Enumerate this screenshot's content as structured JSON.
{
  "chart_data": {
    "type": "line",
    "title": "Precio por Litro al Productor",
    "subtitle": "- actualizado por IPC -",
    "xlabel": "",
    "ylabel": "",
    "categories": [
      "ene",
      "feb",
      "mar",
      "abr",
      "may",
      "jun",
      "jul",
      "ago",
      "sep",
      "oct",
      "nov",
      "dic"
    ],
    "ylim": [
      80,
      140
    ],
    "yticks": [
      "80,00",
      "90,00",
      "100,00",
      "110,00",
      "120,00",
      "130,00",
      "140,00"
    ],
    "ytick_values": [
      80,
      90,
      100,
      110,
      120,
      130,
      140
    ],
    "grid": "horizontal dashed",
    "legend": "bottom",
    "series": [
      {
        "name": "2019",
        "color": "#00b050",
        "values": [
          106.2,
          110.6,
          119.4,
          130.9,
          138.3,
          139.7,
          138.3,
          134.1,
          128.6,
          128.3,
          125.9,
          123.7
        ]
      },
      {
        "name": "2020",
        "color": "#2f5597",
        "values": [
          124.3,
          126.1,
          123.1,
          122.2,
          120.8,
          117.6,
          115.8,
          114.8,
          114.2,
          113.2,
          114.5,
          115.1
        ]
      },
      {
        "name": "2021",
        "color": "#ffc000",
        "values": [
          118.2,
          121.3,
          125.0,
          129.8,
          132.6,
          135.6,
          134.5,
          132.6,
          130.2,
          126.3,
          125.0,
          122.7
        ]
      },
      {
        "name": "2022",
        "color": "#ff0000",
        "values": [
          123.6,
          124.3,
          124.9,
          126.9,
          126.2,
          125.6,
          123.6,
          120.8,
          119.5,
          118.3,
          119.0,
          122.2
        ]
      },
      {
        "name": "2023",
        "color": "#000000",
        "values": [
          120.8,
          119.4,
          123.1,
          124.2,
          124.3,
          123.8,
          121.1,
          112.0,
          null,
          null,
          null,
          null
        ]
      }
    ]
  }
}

◇ ◇ ◇

WORK TO BE COMPLETED => How many lines in the records above hold the word "name"? Give only the number.

SOLUTION TO THIS EXERCISE => 5